▶ _WHAT NEEDS TO BE DONE_
Where a line in the listing contains the string "population", copy that line out.

------------------------

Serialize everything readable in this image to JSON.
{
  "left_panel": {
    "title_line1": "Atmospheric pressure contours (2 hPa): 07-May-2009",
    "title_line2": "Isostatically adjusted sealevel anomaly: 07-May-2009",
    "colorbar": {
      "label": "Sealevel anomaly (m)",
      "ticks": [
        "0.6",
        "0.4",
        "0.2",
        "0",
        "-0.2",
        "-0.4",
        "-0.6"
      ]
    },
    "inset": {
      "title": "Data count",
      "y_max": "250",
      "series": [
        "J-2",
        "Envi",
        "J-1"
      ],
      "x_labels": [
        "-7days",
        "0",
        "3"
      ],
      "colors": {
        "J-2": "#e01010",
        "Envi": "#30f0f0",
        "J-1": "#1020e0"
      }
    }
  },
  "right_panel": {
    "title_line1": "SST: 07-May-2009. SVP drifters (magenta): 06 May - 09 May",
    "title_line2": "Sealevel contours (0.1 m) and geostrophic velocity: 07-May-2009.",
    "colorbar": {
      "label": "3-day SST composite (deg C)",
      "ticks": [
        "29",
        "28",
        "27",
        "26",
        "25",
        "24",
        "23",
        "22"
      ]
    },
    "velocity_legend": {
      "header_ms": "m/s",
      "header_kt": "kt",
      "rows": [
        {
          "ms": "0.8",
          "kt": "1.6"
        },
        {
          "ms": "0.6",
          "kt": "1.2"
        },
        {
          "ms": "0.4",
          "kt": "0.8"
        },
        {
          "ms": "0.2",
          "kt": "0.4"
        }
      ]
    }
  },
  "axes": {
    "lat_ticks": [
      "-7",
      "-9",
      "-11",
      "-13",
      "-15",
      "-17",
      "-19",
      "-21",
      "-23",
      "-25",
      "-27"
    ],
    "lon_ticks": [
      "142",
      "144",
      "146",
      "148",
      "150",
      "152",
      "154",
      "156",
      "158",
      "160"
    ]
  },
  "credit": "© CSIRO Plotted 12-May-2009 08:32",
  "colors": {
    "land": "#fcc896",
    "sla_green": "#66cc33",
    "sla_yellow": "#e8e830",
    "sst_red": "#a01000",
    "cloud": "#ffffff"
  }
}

------------------------

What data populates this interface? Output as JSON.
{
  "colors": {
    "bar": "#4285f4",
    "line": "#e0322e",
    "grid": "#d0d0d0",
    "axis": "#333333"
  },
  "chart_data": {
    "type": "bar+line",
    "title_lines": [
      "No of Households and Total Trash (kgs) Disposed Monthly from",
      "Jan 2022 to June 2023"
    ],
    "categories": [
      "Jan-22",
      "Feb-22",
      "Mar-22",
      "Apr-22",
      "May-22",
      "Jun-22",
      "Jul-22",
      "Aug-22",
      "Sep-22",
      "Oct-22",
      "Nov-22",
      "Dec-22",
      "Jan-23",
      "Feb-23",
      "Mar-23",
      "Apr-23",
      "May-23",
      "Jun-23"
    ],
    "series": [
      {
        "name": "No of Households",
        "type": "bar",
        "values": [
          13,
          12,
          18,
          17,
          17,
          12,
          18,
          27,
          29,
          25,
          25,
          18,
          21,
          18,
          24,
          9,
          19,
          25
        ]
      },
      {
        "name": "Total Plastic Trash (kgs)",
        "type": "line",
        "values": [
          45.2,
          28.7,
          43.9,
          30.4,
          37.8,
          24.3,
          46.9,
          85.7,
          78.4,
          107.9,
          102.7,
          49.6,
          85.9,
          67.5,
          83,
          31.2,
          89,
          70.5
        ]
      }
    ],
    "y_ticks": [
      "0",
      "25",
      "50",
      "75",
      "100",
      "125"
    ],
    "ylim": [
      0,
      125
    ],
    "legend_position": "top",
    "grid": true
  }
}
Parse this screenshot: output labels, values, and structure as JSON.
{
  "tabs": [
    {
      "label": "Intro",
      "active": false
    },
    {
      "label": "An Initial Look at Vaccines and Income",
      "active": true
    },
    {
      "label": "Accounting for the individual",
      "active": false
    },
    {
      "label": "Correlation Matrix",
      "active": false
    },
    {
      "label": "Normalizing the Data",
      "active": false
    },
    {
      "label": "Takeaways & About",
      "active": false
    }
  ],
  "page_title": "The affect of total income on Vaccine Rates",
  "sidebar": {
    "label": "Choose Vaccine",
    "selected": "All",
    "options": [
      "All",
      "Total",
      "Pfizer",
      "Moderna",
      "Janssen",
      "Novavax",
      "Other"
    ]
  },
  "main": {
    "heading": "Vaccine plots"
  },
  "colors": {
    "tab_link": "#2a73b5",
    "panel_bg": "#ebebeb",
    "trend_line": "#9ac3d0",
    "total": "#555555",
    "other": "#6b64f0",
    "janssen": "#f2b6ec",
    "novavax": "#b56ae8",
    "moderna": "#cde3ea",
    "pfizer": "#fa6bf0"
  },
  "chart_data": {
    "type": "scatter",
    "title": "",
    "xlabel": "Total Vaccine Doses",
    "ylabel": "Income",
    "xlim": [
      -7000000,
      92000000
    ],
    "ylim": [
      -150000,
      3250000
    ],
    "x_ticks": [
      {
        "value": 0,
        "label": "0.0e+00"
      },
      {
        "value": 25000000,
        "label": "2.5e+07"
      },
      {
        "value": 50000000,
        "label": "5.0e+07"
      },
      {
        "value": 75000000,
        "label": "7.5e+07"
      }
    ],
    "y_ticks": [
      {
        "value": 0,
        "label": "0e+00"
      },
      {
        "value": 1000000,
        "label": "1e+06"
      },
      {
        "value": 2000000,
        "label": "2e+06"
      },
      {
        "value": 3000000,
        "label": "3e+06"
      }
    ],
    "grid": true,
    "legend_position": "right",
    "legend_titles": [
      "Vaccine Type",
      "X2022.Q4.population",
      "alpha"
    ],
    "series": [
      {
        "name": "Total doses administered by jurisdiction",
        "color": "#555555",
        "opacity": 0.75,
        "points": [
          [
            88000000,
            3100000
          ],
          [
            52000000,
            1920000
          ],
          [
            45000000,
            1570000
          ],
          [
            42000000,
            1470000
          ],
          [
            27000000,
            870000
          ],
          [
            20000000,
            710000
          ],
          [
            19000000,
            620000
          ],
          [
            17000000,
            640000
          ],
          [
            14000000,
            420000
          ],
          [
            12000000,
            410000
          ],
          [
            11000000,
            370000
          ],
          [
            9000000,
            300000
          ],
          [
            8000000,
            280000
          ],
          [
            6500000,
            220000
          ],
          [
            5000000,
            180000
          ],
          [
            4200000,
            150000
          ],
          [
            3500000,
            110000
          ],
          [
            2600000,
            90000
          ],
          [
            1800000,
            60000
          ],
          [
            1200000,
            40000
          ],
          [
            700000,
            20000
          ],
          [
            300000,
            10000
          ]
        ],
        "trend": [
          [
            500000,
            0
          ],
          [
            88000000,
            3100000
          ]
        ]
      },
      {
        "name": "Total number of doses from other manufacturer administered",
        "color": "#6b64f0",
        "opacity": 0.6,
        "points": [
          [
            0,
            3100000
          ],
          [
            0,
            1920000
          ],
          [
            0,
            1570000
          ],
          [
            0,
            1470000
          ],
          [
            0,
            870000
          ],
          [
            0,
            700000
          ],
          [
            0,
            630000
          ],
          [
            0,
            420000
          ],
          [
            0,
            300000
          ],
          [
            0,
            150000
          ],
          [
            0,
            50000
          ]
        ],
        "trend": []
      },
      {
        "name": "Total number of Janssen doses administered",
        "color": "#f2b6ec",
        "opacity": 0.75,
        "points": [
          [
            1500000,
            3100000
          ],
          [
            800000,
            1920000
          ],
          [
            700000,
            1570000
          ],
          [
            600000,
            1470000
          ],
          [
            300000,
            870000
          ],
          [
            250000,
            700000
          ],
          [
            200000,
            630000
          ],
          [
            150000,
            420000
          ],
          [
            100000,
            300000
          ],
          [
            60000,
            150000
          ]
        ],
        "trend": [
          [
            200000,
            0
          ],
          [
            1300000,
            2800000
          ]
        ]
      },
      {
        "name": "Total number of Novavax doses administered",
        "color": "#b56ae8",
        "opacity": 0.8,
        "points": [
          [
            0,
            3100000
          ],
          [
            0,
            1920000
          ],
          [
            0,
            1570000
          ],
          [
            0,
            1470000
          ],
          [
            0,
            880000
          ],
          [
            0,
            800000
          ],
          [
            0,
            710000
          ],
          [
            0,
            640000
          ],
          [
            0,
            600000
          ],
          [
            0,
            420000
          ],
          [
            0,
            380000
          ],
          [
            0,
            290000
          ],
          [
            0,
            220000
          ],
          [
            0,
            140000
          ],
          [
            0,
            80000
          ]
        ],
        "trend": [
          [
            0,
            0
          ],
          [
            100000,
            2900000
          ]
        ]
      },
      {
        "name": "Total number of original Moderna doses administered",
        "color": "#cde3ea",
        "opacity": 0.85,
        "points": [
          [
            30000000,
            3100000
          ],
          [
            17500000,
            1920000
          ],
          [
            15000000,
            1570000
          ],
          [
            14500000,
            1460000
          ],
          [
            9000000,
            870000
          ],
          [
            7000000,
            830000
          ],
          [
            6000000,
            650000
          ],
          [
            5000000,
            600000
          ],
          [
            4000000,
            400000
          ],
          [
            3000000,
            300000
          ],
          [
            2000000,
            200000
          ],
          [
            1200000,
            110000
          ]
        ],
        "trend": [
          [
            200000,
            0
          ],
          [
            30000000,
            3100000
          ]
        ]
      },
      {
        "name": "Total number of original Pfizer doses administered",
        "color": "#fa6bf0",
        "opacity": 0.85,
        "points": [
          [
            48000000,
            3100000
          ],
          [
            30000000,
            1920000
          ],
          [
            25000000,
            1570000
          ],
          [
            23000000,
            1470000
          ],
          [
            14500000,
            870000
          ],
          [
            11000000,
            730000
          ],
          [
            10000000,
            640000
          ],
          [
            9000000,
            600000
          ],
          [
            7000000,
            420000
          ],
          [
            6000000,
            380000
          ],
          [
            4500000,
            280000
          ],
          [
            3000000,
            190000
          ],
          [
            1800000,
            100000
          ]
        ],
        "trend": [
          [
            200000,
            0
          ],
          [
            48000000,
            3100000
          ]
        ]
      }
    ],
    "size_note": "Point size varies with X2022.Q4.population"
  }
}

------------------------

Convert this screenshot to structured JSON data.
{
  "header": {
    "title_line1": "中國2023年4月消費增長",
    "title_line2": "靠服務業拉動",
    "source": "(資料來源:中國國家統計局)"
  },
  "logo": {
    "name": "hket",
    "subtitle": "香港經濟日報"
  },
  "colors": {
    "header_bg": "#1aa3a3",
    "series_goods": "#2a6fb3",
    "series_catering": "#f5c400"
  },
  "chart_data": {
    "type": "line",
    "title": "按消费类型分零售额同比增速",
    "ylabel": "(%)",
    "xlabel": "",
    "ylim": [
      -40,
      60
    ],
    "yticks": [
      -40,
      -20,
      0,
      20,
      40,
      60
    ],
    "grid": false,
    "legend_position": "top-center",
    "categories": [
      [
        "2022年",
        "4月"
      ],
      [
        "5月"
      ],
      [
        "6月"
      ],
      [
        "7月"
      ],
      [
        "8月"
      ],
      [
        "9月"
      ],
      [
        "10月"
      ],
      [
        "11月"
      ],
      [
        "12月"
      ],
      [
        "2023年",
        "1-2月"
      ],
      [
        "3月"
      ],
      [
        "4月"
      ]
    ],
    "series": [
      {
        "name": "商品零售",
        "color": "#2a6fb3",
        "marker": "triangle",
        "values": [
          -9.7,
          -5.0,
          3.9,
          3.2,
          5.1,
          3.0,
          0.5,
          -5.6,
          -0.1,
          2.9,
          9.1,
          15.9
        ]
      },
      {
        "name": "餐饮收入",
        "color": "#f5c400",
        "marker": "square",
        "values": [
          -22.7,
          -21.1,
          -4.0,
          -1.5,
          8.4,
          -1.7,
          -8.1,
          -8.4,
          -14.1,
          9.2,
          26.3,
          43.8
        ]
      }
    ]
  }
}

------------------------

▶ _RESPONSE FOR THIS EXERCISE_
      "X2022.Q4.population",
    "size_note": "Point size varies with X2022.Q4.population"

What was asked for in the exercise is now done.